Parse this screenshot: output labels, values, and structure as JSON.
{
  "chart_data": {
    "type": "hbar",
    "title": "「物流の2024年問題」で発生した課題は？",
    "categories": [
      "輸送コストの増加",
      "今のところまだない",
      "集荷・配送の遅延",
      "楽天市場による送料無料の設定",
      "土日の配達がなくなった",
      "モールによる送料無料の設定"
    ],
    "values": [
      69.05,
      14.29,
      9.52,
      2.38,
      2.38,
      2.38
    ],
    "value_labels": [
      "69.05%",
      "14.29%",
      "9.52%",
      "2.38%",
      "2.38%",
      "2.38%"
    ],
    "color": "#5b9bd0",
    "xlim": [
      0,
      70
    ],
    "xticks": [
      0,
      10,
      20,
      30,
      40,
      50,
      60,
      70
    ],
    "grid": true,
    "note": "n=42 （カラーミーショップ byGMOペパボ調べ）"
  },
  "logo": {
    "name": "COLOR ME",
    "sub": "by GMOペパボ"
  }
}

++++++

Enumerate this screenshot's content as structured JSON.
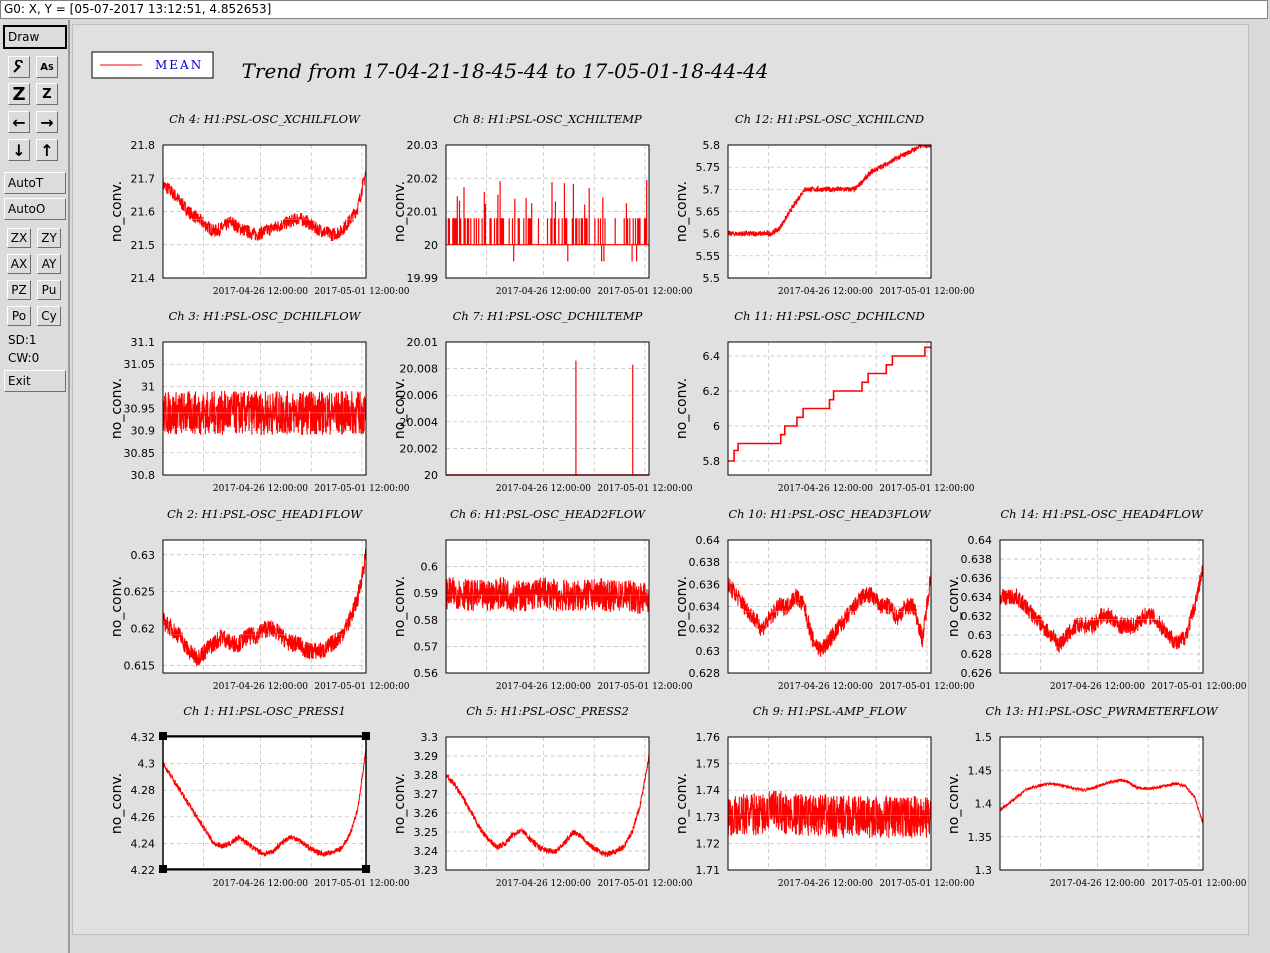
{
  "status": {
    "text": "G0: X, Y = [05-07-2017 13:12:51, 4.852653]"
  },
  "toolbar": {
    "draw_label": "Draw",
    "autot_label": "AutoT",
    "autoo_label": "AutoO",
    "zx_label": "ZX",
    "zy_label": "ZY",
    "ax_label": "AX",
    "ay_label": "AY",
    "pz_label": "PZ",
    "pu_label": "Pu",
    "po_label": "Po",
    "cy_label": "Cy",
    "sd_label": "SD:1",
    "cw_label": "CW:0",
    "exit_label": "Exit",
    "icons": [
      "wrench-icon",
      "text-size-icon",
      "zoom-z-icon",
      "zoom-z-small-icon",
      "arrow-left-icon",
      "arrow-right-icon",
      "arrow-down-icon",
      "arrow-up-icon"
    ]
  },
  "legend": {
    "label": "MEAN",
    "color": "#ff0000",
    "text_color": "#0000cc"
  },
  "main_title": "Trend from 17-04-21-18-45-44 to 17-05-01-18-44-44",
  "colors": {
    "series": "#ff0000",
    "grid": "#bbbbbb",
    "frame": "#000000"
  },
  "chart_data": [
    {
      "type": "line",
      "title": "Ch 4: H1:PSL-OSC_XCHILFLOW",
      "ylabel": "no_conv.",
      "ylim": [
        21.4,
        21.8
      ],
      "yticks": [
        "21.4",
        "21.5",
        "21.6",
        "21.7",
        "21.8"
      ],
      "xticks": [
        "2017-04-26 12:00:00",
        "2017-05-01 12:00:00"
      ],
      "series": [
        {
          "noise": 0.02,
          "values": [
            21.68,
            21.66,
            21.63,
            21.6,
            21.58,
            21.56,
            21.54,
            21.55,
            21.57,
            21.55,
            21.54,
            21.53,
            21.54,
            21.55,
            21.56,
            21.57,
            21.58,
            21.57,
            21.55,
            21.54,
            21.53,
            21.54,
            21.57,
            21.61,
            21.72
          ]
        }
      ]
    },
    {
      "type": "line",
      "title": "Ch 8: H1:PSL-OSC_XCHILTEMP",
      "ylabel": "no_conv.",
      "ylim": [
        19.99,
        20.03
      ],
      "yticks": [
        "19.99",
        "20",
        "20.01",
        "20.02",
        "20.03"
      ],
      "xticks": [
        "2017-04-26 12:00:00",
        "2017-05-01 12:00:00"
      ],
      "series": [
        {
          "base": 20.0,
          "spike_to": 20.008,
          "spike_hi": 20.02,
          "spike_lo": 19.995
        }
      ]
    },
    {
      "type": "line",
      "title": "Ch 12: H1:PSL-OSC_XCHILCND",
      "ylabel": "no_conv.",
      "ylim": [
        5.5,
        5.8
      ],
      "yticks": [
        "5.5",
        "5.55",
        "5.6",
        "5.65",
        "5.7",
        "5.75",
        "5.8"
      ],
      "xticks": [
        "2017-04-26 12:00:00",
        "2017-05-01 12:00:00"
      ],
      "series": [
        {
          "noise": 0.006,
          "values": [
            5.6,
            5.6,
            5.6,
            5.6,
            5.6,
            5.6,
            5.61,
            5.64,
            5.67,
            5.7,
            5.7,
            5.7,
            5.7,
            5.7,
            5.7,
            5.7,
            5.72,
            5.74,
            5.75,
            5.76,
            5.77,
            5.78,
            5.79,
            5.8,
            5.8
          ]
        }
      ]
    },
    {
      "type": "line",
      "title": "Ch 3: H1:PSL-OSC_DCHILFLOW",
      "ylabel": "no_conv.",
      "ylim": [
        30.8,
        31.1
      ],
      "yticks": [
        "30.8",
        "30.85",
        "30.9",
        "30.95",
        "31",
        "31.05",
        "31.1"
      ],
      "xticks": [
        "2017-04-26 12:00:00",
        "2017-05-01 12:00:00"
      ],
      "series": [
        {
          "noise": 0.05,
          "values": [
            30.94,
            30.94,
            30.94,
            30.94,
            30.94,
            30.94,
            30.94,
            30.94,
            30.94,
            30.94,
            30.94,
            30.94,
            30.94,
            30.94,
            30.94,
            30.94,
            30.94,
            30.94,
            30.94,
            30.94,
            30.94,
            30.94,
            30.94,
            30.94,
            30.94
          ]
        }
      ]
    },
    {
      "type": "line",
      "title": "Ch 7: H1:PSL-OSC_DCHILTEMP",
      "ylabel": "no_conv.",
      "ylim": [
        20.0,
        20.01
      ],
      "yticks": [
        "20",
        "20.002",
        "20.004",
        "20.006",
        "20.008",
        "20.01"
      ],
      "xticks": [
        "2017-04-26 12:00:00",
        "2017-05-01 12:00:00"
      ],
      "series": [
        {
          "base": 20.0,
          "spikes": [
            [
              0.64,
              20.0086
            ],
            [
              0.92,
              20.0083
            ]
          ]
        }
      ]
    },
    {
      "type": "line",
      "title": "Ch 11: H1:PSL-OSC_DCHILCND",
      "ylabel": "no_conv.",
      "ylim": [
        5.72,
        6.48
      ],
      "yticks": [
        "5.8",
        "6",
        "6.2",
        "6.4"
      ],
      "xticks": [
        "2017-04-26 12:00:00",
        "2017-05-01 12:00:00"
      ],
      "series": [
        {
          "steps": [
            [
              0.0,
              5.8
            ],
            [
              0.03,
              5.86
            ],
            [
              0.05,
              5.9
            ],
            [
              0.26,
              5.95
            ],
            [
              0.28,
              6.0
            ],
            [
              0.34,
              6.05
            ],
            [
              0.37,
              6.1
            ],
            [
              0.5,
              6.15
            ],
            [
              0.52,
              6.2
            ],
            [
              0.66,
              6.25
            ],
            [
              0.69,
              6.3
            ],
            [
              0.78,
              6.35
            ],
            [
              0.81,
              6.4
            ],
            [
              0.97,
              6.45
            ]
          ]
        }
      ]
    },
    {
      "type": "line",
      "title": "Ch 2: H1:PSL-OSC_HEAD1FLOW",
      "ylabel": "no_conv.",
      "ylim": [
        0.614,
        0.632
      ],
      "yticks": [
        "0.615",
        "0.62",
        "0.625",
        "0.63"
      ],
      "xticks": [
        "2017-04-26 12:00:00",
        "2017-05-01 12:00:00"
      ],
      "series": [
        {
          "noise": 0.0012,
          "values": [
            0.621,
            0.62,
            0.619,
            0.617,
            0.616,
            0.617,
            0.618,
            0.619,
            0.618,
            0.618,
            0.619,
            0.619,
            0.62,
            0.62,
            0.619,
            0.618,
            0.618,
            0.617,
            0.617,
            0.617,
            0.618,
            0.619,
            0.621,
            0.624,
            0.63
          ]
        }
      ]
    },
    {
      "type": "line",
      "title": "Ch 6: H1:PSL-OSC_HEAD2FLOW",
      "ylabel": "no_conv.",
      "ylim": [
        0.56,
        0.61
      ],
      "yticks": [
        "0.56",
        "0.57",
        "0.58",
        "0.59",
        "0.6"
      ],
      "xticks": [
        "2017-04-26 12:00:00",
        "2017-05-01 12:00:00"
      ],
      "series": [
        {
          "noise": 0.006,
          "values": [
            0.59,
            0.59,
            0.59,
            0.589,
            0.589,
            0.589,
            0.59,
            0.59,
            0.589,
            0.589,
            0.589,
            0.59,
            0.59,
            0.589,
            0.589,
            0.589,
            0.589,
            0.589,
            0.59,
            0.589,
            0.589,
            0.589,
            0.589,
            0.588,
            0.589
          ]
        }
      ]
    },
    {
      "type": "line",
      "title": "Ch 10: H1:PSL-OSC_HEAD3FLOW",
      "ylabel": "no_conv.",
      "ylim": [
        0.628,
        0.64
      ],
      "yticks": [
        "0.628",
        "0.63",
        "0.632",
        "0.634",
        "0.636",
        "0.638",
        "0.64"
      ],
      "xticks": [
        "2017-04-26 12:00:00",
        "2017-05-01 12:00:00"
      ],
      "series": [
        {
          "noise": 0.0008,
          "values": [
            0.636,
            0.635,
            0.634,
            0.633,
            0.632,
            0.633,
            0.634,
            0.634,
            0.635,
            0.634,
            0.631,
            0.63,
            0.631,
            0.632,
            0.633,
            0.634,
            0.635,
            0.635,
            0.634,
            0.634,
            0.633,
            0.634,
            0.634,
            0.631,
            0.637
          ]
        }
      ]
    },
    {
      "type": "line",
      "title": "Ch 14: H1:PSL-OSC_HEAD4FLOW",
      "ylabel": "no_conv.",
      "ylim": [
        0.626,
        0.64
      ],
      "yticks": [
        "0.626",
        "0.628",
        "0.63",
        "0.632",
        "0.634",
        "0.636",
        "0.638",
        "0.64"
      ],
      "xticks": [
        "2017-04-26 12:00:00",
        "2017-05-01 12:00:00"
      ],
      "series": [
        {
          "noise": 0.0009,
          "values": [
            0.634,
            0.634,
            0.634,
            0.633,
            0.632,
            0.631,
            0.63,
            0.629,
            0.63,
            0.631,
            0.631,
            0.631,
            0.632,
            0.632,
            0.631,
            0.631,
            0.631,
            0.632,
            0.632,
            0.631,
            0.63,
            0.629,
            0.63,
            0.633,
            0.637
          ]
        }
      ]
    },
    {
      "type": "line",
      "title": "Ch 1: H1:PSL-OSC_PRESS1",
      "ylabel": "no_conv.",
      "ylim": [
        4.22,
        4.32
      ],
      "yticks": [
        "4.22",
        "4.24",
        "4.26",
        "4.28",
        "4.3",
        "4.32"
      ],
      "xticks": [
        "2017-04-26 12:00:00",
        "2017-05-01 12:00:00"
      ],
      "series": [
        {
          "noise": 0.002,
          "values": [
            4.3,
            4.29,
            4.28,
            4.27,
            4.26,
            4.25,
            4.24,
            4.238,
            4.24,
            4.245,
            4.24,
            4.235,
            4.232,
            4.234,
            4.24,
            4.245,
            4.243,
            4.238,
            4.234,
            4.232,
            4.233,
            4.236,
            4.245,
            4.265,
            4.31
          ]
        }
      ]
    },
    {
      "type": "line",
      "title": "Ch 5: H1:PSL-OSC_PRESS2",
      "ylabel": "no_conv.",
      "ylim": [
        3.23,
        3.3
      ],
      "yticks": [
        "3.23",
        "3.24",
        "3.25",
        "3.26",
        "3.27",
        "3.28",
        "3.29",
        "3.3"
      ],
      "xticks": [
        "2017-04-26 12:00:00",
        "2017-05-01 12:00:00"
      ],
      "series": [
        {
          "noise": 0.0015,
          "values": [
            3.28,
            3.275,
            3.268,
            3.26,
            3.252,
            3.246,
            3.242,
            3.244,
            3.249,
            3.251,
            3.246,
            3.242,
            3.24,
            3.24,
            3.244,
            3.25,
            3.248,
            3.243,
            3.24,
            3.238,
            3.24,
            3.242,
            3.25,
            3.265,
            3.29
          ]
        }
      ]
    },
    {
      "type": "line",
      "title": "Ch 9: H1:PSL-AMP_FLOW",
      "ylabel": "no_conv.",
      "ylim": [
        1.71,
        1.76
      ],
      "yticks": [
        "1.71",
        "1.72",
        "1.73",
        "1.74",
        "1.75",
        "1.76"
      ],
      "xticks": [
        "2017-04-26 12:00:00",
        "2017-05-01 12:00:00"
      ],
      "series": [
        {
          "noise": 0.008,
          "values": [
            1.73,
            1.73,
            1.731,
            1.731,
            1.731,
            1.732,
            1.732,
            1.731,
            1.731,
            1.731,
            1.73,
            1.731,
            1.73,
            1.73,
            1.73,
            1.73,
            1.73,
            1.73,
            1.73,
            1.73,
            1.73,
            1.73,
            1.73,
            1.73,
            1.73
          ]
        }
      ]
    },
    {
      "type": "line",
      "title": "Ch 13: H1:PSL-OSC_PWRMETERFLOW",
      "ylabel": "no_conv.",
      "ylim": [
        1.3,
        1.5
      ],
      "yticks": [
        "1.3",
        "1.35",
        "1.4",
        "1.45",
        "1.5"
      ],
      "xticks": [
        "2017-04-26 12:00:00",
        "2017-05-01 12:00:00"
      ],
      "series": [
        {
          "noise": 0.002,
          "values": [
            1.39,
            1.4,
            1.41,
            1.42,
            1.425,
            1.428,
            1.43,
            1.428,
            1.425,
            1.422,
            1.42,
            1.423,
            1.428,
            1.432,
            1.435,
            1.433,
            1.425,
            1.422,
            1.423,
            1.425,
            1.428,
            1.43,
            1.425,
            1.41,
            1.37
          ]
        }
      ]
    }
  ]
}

++++++

◆ What is expected
Gather from the entries above all lines that include the string "noise".

◆ Completed task
          "noise": 0.02,
          "noise": 0.006,
          "noise": 0.05,
          "noise": 0.0012,
          "noise": 0.006,
          "noise": 0.0008,
          "noise": 0.0009,
          "noise": 0.002,
          "noise": 0.0015,
          "noise": 0.008,
          "noise": 0.002,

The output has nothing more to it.